# [EXTRACT PROVIDED]
= = = =

PCSing (part 2) — the moving truck's trailer didn't burn up
© 2019 Peter Free
14 July 2019
It ain't all cupids and roses
Military PCSing can aggravate a grating awareness of differences in spousal characters.
Some things never change?
PCSing part 2. (Part 1 is here.)
Here we are. Back where we started.
Owned by gobs of things.
Our post-PCS rental home is (allegedly) too small
I introduced the "stuffed burrow" idea, here.
Yup . . .
My wife was awake all last night, stressing over where to put the Clutter Rat Collection:
which (sadly, from my perspective)
didn't burn up on the highway
or
fall off the imaginary container ship
(given that this was just an overland move from Texas to California)
and now —
the Collection is (lamentably) with us again
clamoring for space in this next rental house,
which has
a smaller garage
and
fewer and smaller closets
than both previous such . . .
Sigh.
Talk about marital discord
The poor, dear woman wanted me to commiserate with her pain.
Especially so:
after I had figuratively shouted
(for the umpteenth time in our marital existence)
"If you would just get rid of excess and unused items, the problem would solve itself!"

= = = =

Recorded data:
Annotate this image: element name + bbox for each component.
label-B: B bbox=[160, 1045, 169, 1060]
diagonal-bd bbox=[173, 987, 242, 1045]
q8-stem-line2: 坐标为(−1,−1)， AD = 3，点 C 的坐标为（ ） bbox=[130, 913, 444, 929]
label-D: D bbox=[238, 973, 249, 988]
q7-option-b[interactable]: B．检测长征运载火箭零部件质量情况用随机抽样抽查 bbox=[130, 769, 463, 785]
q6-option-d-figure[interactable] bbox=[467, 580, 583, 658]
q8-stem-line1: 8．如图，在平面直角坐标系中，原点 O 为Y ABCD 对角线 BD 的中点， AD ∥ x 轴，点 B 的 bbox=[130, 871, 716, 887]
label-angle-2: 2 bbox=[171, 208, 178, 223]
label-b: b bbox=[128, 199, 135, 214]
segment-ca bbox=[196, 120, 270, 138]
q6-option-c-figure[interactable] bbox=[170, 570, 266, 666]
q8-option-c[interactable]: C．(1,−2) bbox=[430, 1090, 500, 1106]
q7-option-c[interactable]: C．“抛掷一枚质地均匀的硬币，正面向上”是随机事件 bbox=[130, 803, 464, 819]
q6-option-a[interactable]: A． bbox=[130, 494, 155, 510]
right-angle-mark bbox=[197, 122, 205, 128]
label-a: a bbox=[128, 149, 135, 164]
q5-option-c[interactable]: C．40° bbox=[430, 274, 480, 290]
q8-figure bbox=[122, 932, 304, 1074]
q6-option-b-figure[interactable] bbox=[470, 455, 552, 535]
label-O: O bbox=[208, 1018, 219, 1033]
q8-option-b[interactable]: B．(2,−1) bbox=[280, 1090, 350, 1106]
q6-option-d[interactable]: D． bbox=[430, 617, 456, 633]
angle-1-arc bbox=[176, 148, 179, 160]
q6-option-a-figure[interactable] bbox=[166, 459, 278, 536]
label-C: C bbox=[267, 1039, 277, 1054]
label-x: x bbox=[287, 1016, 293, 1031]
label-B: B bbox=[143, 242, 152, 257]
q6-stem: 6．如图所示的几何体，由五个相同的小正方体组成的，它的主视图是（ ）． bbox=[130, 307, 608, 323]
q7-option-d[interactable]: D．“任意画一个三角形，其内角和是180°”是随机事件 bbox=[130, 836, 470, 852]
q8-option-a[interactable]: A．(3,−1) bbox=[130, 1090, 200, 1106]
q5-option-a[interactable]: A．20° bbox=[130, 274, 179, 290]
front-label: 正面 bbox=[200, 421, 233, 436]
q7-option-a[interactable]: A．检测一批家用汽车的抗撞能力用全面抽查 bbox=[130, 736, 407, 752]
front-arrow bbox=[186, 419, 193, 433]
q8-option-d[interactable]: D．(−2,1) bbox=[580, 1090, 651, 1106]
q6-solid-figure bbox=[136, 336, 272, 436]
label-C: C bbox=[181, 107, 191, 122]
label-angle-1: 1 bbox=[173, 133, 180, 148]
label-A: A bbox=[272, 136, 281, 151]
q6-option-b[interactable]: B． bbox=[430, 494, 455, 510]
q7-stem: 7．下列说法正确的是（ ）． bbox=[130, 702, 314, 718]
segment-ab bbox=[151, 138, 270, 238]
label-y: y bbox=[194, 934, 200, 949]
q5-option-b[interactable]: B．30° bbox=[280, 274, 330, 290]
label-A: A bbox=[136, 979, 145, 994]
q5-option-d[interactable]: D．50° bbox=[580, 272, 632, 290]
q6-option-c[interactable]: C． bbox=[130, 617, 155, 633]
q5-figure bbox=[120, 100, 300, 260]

= = = =

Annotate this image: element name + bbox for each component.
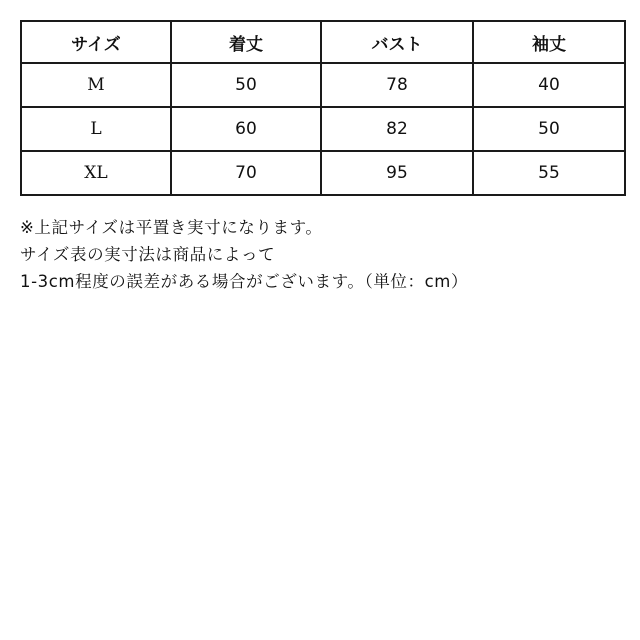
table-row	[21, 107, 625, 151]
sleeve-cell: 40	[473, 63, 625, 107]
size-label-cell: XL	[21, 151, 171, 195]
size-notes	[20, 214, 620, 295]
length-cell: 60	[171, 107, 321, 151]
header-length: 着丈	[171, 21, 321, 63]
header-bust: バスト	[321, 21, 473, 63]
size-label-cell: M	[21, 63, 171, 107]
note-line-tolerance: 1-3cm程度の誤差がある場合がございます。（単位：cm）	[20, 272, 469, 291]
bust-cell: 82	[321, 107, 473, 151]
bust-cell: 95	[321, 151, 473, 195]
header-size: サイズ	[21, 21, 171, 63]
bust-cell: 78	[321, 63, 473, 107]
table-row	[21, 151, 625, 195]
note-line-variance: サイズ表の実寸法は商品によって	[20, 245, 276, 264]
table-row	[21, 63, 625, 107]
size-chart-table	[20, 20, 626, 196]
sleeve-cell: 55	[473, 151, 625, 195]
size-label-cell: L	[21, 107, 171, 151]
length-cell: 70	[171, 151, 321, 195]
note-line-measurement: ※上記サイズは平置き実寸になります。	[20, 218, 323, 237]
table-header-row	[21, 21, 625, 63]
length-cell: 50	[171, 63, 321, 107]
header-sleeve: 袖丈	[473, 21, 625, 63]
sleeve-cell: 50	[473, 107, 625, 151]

= = = =

# [WRITTEN EXERCISE A]
According to the PCSing blog post, between which two states was the overland move made?
# [WRITTEN EXERCISE B]
Write the next part of the blog post about PCSing and the Clutter Rat Collection, picking up right after its last line.

# [TASK RESPONSE A]
From Texas to California.

# [TASK RESPONSE B]
Yes, I know
Your definition of necessity is mine of excess.
Those are the differences in character that I mentioned, at the outset.
Part of the glitch that completely sets me off . . .
. . . is that she does not easily "approve" me getting rid of my own crap.
"It's ours, you know."
I suspect that her rationale — for the "ours" statement — has more to do with having a club to hold over me. It justifies her own volume of excess.
"You have as much as me!"
(A bold-faced untruth, if I ever saw one.)
This justification gets trotted out, every time the Pack Rat subject arises.
I label the "clutch and never let go" trait — as "getting in one's own way"
And, like many couples, after decades together, some things become monumentally irritating.
Keep in mind that, she lies sleepless over the issue, concerning where to put our First World belongings.
But, at the same time, she is still determined to own them. Seemingly so, unto Eternity.
This struggle continues between us. Even after I repeatedly tell her that I need to de-size in preparation for my own departure from this Vale of Tears. I do not want her, my daughter, or my son-in-law — having to cope with mounds of purposeless Pete's-gone crap.
One would think that our recent experiences:
laboriously (day after day)
physically (and painfully) sorting through
and
disposing of
annoyingly voluminous,
house-filling piles of
"nobody wants it" stuff
(which had belonged to her parents) —
would have weakened their daughter's inherited Pack Rat inclinations.
But no.
Not a whit.
This is still being demonstrated — even after we had previously agreed to divest ourselves of much of our own mess-a-mounds.
That was just a month ago. The agreement having been reached, while said crap was being packed up (to come here) piece by interminable (late night) piece.
Never gone?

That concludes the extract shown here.